==== SOURCE DATA

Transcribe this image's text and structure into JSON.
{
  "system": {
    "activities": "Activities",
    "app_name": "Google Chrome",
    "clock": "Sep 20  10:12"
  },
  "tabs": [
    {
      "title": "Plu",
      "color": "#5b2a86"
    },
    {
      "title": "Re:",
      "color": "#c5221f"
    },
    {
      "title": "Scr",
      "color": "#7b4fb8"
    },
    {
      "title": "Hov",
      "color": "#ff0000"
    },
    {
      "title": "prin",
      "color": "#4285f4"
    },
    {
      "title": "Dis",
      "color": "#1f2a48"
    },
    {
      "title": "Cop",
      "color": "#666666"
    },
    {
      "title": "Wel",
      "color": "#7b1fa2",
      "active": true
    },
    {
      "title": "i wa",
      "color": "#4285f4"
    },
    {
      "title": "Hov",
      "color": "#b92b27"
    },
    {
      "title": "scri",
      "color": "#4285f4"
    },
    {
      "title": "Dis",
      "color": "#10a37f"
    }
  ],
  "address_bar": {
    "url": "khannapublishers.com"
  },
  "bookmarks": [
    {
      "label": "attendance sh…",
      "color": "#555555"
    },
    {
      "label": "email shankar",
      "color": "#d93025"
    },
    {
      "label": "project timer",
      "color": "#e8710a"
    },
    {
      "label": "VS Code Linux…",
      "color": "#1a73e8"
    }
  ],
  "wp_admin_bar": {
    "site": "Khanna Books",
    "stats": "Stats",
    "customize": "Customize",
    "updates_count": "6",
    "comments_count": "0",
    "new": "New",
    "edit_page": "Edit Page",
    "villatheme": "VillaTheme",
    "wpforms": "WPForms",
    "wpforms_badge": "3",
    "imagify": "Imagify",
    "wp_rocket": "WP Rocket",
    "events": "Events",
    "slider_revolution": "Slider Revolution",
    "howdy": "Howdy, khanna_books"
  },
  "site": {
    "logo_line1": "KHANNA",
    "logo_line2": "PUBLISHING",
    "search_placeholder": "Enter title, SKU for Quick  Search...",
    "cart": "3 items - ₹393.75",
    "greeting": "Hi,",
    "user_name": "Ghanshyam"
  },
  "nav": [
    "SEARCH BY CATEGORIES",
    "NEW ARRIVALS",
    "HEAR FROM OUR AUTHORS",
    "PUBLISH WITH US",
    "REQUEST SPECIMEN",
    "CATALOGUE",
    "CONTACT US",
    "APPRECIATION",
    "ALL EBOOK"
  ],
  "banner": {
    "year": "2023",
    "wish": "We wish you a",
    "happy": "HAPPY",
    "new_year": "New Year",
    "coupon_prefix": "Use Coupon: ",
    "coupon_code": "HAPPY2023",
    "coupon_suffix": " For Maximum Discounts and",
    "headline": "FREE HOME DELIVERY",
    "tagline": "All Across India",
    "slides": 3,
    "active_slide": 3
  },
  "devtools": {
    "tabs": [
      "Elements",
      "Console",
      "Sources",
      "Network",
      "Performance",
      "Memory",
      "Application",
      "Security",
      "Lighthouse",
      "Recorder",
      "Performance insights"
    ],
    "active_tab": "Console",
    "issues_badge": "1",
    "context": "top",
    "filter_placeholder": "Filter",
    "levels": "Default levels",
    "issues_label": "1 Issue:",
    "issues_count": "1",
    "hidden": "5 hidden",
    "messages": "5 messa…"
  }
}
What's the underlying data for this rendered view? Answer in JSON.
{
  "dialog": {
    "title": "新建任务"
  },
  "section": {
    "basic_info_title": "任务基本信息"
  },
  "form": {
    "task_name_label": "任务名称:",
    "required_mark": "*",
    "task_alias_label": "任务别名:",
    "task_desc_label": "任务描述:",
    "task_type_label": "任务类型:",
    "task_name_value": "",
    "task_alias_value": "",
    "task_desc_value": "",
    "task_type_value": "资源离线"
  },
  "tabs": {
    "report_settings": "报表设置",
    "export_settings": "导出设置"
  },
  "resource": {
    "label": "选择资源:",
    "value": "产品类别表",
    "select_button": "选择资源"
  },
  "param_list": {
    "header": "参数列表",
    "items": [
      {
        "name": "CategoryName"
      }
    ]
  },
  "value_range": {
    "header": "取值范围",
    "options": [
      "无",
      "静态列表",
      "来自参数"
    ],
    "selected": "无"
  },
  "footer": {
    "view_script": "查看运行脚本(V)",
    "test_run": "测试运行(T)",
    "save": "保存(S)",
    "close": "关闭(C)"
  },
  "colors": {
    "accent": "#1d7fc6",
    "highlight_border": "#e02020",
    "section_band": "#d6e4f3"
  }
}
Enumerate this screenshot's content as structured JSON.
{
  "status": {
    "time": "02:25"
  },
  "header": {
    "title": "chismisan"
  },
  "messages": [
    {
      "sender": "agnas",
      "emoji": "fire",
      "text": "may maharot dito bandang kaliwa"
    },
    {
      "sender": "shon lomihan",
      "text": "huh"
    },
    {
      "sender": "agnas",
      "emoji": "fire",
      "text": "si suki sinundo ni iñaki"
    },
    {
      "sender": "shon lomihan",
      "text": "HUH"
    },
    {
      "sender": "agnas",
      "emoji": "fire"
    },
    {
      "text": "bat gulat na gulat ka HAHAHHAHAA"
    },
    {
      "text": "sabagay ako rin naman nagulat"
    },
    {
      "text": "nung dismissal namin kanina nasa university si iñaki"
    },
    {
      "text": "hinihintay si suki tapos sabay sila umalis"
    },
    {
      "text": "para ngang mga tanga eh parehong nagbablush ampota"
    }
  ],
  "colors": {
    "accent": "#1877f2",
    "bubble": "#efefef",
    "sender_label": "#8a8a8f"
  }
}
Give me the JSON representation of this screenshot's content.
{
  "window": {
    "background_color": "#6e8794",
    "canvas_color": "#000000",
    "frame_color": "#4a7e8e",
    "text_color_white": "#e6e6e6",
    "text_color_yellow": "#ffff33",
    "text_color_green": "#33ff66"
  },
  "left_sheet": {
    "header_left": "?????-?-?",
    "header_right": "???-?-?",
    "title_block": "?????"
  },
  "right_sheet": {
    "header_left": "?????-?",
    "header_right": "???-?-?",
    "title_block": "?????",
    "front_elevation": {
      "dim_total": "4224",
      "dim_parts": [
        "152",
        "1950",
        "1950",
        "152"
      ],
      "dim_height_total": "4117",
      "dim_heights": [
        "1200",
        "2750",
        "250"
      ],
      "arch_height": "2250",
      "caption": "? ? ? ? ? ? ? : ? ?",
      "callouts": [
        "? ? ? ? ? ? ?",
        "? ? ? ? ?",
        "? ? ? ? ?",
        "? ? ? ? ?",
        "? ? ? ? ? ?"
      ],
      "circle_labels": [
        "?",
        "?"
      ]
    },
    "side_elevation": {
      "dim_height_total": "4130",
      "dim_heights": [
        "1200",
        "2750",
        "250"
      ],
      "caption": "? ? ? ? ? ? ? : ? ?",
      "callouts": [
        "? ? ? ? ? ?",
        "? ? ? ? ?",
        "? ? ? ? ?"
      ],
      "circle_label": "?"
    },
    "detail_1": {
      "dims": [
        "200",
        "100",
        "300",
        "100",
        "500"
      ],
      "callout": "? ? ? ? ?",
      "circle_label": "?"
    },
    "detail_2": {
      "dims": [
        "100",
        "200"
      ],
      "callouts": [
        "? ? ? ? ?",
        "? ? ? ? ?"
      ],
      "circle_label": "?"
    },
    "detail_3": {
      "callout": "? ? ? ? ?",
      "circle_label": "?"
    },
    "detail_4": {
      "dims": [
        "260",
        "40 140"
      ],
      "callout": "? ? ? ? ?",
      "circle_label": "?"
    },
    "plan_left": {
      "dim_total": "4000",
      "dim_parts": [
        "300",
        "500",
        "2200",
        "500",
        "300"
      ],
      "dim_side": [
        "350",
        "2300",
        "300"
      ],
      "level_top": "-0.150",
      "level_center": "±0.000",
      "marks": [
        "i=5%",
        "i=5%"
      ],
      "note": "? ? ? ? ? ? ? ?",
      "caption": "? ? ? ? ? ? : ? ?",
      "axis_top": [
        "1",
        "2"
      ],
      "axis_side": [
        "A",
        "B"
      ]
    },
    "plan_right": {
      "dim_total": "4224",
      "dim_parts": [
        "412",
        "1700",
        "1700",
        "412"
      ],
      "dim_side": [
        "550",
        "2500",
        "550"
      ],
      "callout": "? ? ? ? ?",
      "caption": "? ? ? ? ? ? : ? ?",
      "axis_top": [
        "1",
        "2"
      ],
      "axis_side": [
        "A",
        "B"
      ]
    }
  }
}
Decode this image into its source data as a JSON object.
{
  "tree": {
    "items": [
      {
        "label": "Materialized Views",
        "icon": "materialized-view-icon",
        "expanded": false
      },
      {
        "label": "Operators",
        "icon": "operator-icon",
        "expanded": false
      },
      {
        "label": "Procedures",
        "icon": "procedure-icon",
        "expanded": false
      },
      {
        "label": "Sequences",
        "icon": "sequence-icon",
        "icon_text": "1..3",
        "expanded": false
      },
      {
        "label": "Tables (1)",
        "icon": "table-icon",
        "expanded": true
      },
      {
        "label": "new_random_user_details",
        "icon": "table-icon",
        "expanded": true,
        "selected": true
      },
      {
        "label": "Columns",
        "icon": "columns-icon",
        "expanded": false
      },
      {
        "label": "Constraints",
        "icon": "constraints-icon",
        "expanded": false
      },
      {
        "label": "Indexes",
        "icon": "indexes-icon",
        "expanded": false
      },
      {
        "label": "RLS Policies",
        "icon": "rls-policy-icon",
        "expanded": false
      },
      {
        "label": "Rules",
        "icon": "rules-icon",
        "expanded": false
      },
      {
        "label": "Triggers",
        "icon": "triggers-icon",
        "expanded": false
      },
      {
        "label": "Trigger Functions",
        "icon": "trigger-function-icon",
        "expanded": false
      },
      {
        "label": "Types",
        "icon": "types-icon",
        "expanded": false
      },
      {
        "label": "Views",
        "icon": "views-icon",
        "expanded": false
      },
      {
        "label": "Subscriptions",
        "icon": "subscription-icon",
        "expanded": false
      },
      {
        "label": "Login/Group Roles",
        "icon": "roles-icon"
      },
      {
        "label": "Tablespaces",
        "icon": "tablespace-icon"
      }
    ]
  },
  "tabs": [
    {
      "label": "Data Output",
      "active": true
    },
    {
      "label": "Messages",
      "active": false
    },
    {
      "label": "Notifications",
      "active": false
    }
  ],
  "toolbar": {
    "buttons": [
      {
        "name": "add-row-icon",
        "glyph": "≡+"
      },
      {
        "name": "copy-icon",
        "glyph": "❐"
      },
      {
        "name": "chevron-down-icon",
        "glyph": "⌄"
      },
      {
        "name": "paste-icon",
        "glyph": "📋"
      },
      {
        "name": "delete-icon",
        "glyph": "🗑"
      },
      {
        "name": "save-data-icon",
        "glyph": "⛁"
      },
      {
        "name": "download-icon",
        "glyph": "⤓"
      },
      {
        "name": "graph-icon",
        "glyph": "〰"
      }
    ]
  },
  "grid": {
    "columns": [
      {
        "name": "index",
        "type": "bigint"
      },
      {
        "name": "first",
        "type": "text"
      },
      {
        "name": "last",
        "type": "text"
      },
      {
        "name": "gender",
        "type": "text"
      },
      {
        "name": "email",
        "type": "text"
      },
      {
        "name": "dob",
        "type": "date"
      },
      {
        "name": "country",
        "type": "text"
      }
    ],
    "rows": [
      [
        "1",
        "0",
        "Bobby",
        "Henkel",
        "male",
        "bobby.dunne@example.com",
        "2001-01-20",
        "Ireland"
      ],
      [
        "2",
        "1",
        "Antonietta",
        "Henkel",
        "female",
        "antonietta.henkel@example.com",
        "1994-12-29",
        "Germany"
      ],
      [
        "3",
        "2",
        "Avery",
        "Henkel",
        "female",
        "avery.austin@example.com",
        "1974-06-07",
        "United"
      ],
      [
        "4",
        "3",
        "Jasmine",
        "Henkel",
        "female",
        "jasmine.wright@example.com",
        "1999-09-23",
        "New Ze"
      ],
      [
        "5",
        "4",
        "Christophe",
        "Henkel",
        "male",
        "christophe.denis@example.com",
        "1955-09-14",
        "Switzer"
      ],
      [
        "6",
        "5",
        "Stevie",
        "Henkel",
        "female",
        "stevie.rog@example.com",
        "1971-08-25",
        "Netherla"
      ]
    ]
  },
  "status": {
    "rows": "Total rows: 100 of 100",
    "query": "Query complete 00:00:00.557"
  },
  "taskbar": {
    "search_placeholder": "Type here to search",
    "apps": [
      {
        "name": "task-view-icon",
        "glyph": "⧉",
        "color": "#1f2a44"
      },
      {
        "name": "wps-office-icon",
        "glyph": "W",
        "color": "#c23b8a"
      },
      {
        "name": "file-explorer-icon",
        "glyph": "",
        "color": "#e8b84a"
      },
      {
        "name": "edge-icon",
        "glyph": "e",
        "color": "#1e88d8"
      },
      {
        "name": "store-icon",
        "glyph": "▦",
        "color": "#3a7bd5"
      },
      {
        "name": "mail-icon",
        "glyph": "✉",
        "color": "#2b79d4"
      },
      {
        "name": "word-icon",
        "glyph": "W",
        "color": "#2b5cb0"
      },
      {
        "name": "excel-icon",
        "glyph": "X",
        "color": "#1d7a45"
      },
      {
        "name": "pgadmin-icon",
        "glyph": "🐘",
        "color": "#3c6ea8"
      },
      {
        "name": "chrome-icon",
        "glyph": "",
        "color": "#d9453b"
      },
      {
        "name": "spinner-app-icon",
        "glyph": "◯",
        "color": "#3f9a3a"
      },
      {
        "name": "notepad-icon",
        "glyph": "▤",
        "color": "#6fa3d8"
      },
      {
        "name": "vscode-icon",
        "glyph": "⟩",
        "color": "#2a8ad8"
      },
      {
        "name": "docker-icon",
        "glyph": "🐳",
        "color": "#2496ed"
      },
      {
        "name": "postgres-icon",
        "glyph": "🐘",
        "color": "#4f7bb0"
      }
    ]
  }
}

========

_WORK INSTRUCTIONS_
Pick out all lines from the data above in which the word "example" appears.

_EXPECTED ANSWER_
        "bobby.dunne@example.com",
        "antonietta.henkel@example.com",
        "avery.austin@example.com",
        "jasmine.wright@example.com",
        "christophe.denis@example.com",
        "stevie.rog@example.com",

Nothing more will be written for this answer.